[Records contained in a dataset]
-- START --

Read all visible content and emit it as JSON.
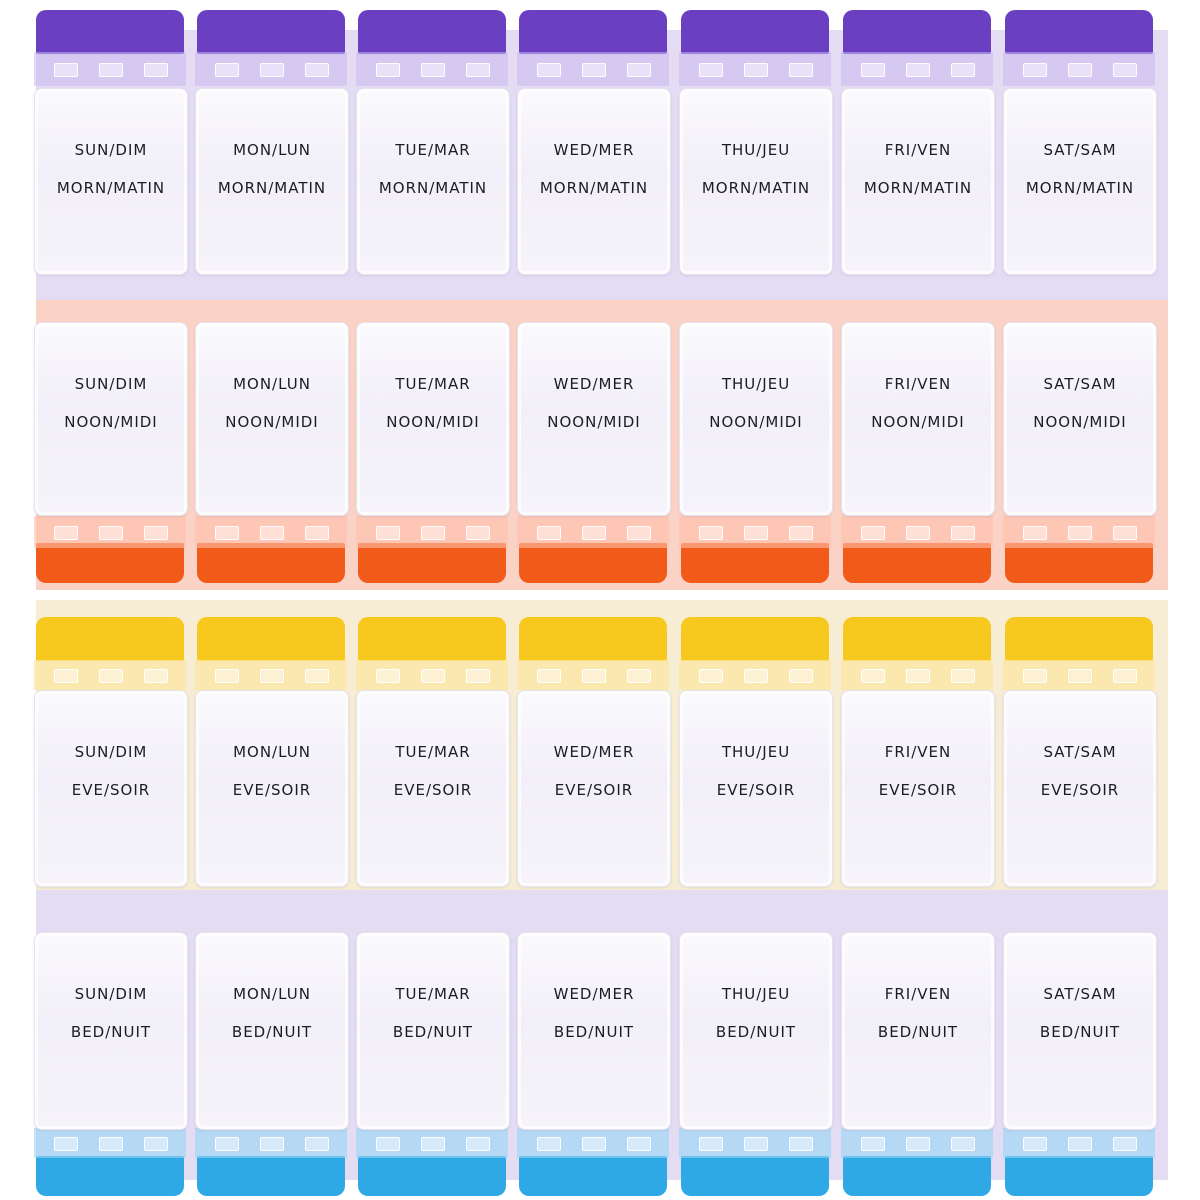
{
  "days": [
    {
      "morn": "SUN/DIM",
      "noon": "SUN/DIM",
      "eve": "SUN/DIM",
      "bed": "SUN/DIM"
    },
    {
      "morn": "MON/LUN",
      "noon": "MON/LUN",
      "eve": "MON/LUN",
      "bed": "MON/LUN"
    },
    {
      "morn": "TUE/MAR",
      "noon": "TUE/MAR",
      "eve": "TUE/MAR",
      "bed": "TUE/MAR"
    },
    {
      "morn": "WED/MER",
      "noon": "WED/MER",
      "eve": "WED/MER",
      "bed": "WED/MER"
    },
    {
      "morn": "THU/JEU",
      "noon": "THU/JEU",
      "eve": "THU/JEU",
      "bed": "THU/JEU"
    },
    {
      "morn": "FRI/VEN",
      "noon": "FRI/VEN",
      "eve": "FRI/VEN",
      "bed": "FRI/VEN"
    },
    {
      "morn": "SAT/SAM",
      "noon": "SAT/SAM",
      "eve": "SAT/SAM",
      "bed": "SAT/SAM"
    }
  ],
  "times": {
    "morn": "MORN/MATIN",
    "noon": "NOON/MIDI",
    "eve": "EVE/SOIR",
    "bed": "BED/NUIT"
  },
  "colors": {
    "morn_tab": "#6a3fc2",
    "noon_tab": "#f25a1a",
    "eve_tab": "#f7c81e",
    "bed_tab": "#2fa9e6",
    "morn_band": "#e4dcf3",
    "noon_band": "#fbd3c6",
    "eve_band": "#f6edd4",
    "bed_band": "#e4dcf3"
  }
}
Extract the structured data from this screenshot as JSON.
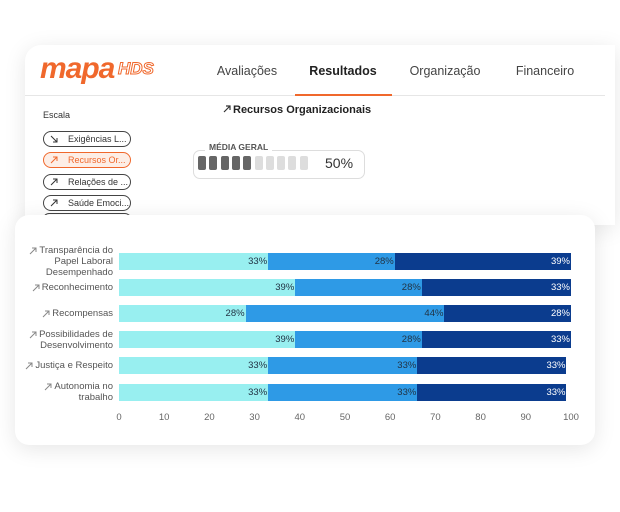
{
  "brand": {
    "name": "mapa",
    "suffix": "HDS"
  },
  "nav": {
    "items": [
      "Avaliações",
      "Resultados",
      "Organização",
      "Financeiro"
    ],
    "active": 1
  },
  "sidebar": {
    "title": "Escala",
    "items": [
      "Exigências L...",
      "Recursos Or...",
      "Relações de ...",
      "Saúde Emoci..."
    ],
    "active": 1
  },
  "heading": "Recursos Organizacionais",
  "media_geral": {
    "label": "MÉDIA GERAL",
    "value": 50,
    "value_label": "50%"
  },
  "chart_data": {
    "type": "stacked-bar-horizontal",
    "categories": [
      "Transparência do Papel Laboral Desempenhado",
      "Reconhecimento",
      "Recompensas",
      "Possibilidades de Desenvolvimento",
      "Justiça e Respeito",
      "Autonomia no trabalho"
    ],
    "series": [
      {
        "color": "#98eff0",
        "values": [
          33,
          39,
          28,
          39,
          33,
          33
        ],
        "value_labels": [
          "33%",
          "39%",
          "28%",
          "39%",
          "33%",
          "33%"
        ]
      },
      {
        "color": "#2e9ae6",
        "values": [
          28,
          28,
          44,
          28,
          33,
          33
        ],
        "value_labels": [
          "28%",
          "28%",
          "44%",
          "28%",
          "33%",
          "33%"
        ]
      },
      {
        "color": "#0b3c8e",
        "values": [
          39,
          33,
          28,
          33,
          33,
          33
        ],
        "value_labels": [
          "39%",
          "33%",
          "28%",
          "33%",
          "33%",
          "33%"
        ]
      }
    ],
    "xlim": [
      0,
      100
    ],
    "xticks": [
      0,
      10,
      20,
      30,
      40,
      50,
      60,
      70,
      80,
      90,
      100
    ]
  }
}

-- END --

Pictures in the data above should not be copied; transcribe everything else exactly.

__Task response__
Read all visible content and emit it as JSON.
{
  "days": [
    {
      "morn": "SUN/DIM",
      "noon": "SUN/DIM",
      "eve": "SUN/DIM",
      "bed": "SUN/DIM"
    },
    {
      "morn": "MON/LUN",
      "noon": "MON/LUN",
      "eve": "MON/LUN",
      "bed": "MON/LUN"
    },
    {
      "morn": "TUE/MAR",
      "noon": "TUE/MAR",
      "eve": "TUE/MAR",
      "bed": "TUE/MAR"
    },
    {
      "morn": "WED/MER",
      "noon": "WED/MER",
      "eve": "WED/MER",
      "bed": "WED/MER"
    },
    {
      "morn": "THU/JEU",
      "noon": "THU/JEU",
      "eve": "THU/JEU",
      "bed": "THU/JEU"
    },
    {
      "morn": "FRI/VEN",
      "noon": "FRI/VEN",
      "eve": "FRI/VEN",
      "bed": "FRI/VEN"
    },
    {
      "morn": "SAT/SAM",
      "noon": "SAT/SAM",
      "eve": "SAT/SAM",
      "bed": "SAT/SAM"
    }
  ],
  "times": {
    "morn": "MORN/MATIN",
    "noon": "NOON/MIDI",
    "eve": "EVE/SOIR",
    "bed": "BED/NUIT"
  },
  "colors": {
    "morn_tab": "#6a3fc2",
    "noon_tab": "#f25a1a",
    "eve_tab": "#f7c81e",
    "bed_tab": "#2fa9e6",
    "morn_band": "#e4dcf3",
    "noon_band": "#fbd3c6",
    "eve_band": "#f6edd4",
    "bed_band": "#e4dcf3"
  }
}
Extract the structured data from this screenshot as JSON.
{
  "brand": {
    "name": "mapa",
    "suffix": "HDS"
  },
  "nav": {
    "items": [
      "Avaliações",
      "Resultados",
      "Organização",
      "Financeiro"
    ],
    "active": 1
  },
  "sidebar": {
    "title": "Escala",
    "items": [
      "Exigências L...",
      "Recursos Or...",
      "Relações de ...",
      "Saúde Emoci..."
    ],
    "active": 1
  },
  "heading": "Recursos Organizacionais",
  "media_geral": {
    "label": "MÉDIA GERAL",
    "value": 50,
    "value_label": "50%"
  },
  "chart_data": {
    "type": "stacked-bar-horizontal",
    "categories": [
      "Transparência do Papel Laboral Desempenhado",
      "Reconhecimento",
      "Recompensas",
      "Possibilidades de Desenvolvimento",
      "Justiça e Respeito",
      "Autonomia no trabalho"
    ],
    "series": [
      {
        "color": "#98eff0",
        "values": [
          33,
          39,
          28,
          39,
          33,
          33
        ],
        "value_labels": [
          "33%",
          "39%",
          "28%",
          "39%",
          "33%",
          "33%"
        ]
      },
      {
        "color": "#2e9ae6",
        "values": [
          28,
          28,
          44,
          28,
          33,
          33
        ],
        "value_labels": [
          "28%",
          "28%",
          "44%",
          "28%",
          "33%",
          "33%"
        ]
      },
      {
        "color": "#0b3c8e",
        "values": [
          39,
          33,
          28,
          33,
          33,
          33
        ],
        "value_labels": [
          "39%",
          "33%",
          "28%",
          "33%",
          "33%",
          "33%"
        ]
      }
    ],
    "xlim": [
      0,
      100
    ],
    "xticks": [
      0,
      10,
      20,
      30,
      40,
      50,
      60,
      70,
      80,
      90,
      100
    ]
  }
}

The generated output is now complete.